** Start of DATA SHOWN **
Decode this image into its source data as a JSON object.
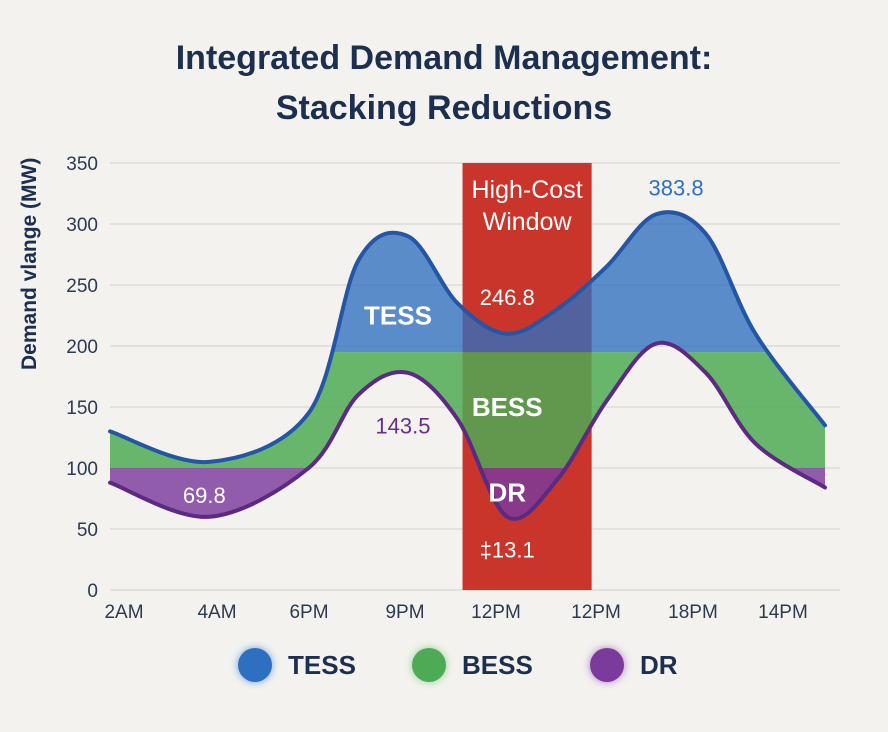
{
  "title_lines": [
    "Integrated Demand Management:",
    "Stacking Reductions"
  ],
  "chart_data": {
    "type": "area",
    "ylabel": "Demand vlange (MW)",
    "ylim": [
      0,
      350
    ],
    "yticks": [
      0,
      50,
      100,
      150,
      200,
      250,
      300,
      350
    ],
    "x_labels": [
      "2AM",
      "4AM",
      "6PM",
      "9PM",
      "12PM",
      "12PM",
      "18PM",
      "14PM"
    ],
    "grid": true,
    "series": [
      {
        "name": "TESS",
        "color": "#2f6fc0",
        "x": [
          0,
          1,
          2,
          2.5,
          3,
          3.5,
          4,
          4.5,
          5,
          5.5,
          6,
          6.5,
          7.2
        ],
        "values": [
          130,
          105,
          145,
          270,
          290,
          235,
          210,
          230,
          265,
          308,
          292,
          210,
          135
        ]
      },
      {
        "name": "BESS",
        "color": "#4faa55",
        "x": [
          0,
          1,
          2,
          2.5,
          3,
          3.5,
          4,
          4.5,
          5,
          5.5,
          6,
          6.5,
          7.2
        ],
        "values": [
          120,
          100,
          130,
          168,
          178,
          140,
          60,
          90,
          155,
          202,
          178,
          130,
          95
        ]
      },
      {
        "name": "DR",
        "color": "#7a3b9c",
        "x": [
          0,
          1,
          2,
          2.5,
          3,
          3.5,
          4,
          4.5,
          5,
          5.5,
          6,
          6.5,
          7.2
        ],
        "values": [
          88,
          60,
          100,
          160,
          178,
          140,
          60,
          90,
          155,
          202,
          178,
          120,
          84
        ]
      }
    ],
    "band_levels": {
      "TESS_BESS": 195,
      "BESS_DR": 100
    },
    "highlight": {
      "label_lines": [
        "High-Cost",
        "Window"
      ],
      "x_start": 3.55,
      "x_end": 4.85,
      "color": "#c9342b"
    },
    "annotations": [
      {
        "text": "383.8",
        "x": 5.7,
        "y": 330,
        "color": "#2f6fc0"
      },
      {
        "text": "246.8",
        "x": 4.0,
        "y": 240,
        "color": "#ffffff"
      },
      {
        "text": "143.5",
        "x": 2.95,
        "y": 135,
        "color": "#6a2d8a"
      },
      {
        "text": "69.8",
        "x": 0.95,
        "y": 78,
        "color": "#ffffff"
      },
      {
        "text": "‡13.1",
        "x": 4.0,
        "y": 33,
        "color": "#ffffff"
      }
    ],
    "band_labels": [
      {
        "text": "TESS",
        "x": 2.9,
        "y": 225
      },
      {
        "text": "BESS",
        "x": 4.0,
        "y": 150
      },
      {
        "text": "DR",
        "x": 4.0,
        "y": 80
      }
    ]
  },
  "legend": [
    {
      "label": "TESS",
      "color": "#2f6fc0"
    },
    {
      "label": "BESS",
      "color": "#4faa55"
    },
    {
      "label": "DR",
      "color": "#7a3b9c"
    }
  ]
}
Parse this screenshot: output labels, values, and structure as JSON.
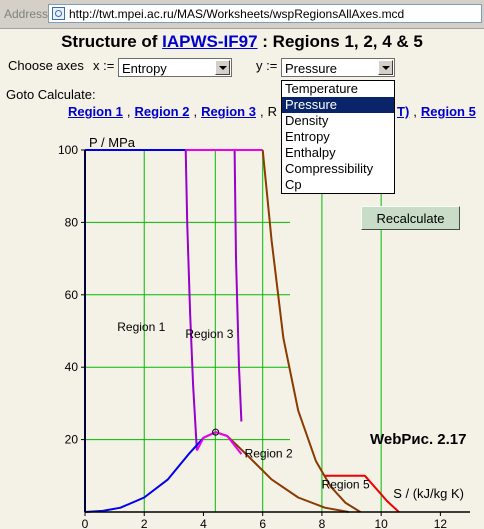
{
  "browser": {
    "address_label": "Address",
    "url": "http://twt.mpei.ac.ru/MAS/Worksheets/wspRegionsAllAxes.mcd"
  },
  "header": {
    "title_prefix": "Structure of ",
    "title_link": "IAPWS-IF97",
    "title_suffix": " : Regions 1, 2, 4 & 5"
  },
  "axes_form": {
    "choose_label": "Choose axes",
    "x_label": "x :=",
    "x_value": "Entropy",
    "y_label": "y :=",
    "y_value": "Pressure",
    "y_options": [
      "Temperature",
      "Pressure",
      "Density",
      "Entropy",
      "Enthalpy",
      "Compressibility",
      "Cp"
    ],
    "y_selected_index": 1
  },
  "goto": {
    "label": "Goto Calculate:",
    "links": [
      "Region 1",
      "Region 2",
      "Region 3",
      "R",
      "T)",
      "Region 5"
    ]
  },
  "recalculate_label": "Recalculate",
  "watermark": "WebРис. 2.17",
  "chart_data": {
    "type": "line",
    "ylabel": "P / MPa",
    "xlabel": "S / (kJ/kg K)",
    "xlim": [
      0,
      13
    ],
    "ylim": [
      0,
      100
    ],
    "x_ticks": [
      0,
      2,
      4,
      6,
      8,
      10,
      12
    ],
    "y_ticks": [
      20,
      40,
      60,
      80,
      100
    ],
    "grid_x": [
      2,
      4.4,
      6,
      8,
      10
    ],
    "grid_y": [
      20,
      40,
      60,
      80
    ],
    "region_labels": [
      {
        "text": "Region 1",
        "x": 1.9,
        "y": 50
      },
      {
        "text": "Region 3",
        "x": 4.2,
        "y": 48
      },
      {
        "text": "Region 2",
        "x": 6.2,
        "y": 15
      },
      {
        "text": "Region 5",
        "x": 8.8,
        "y": 6.5
      }
    ],
    "critical_point": {
      "x": 4.41,
      "y": 22.06
    },
    "colors": {
      "region1": "#0000ee",
      "region3": "#9900cc",
      "saturation": "#ee00ee",
      "region2": "#8b3a00",
      "region5": "#ee0000",
      "grid": "#00bb00"
    },
    "series": [
      {
        "key": "region1_left",
        "x": [
          0,
          0
        ],
        "y": [
          0,
          100
        ]
      },
      {
        "key": "region1_top",
        "x": [
          0,
          3.4
        ],
        "y": [
          100,
          100
        ]
      },
      {
        "key": "region1_right",
        "x": [
          3.4,
          3.45,
          3.55,
          3.65,
          3.78
        ],
        "y": [
          100,
          80,
          55,
          35,
          17
        ]
      },
      {
        "key": "sat_left",
        "x": [
          0,
          0.6,
          1.2,
          2.0,
          2.8,
          3.5,
          4.0,
          4.41
        ],
        "y": [
          0,
          0.3,
          1.2,
          4,
          9,
          16,
          20.5,
          22.06
        ]
      },
      {
        "key": "sat_right",
        "x": [
          4.41,
          4.8,
          5.5,
          6.3,
          7.2,
          8.1,
          8.9
        ],
        "y": [
          22.06,
          21,
          15.5,
          9,
          4,
          1.2,
          0
        ]
      },
      {
        "key": "region3_inner",
        "x": [
          5.05,
          5.1,
          5.2,
          5.28
        ],
        "y": [
          100,
          70,
          40,
          25
        ]
      },
      {
        "key": "region3_top",
        "x": [
          3.4,
          6.0
        ],
        "y": [
          100,
          100
        ]
      },
      {
        "key": "region2_boundary",
        "x": [
          6.0,
          6.3,
          6.7,
          7.2,
          7.8,
          8.3,
          8.8,
          9.3
        ],
        "y": [
          100,
          75,
          48,
          28,
          14,
          7,
          2.5,
          0
        ]
      },
      {
        "key": "region5",
        "x": [
          8.1,
          9.45,
          10.2,
          10.6
        ],
        "y": [
          10,
          10,
          3,
          0
        ]
      }
    ]
  }
}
** End of DATA SHOWN **
- **TO DO**: How many of the listing's lines contain "ylabel"? Respond with a single number and nothing else.

- **RESULT OF THE EXERCISE**: 2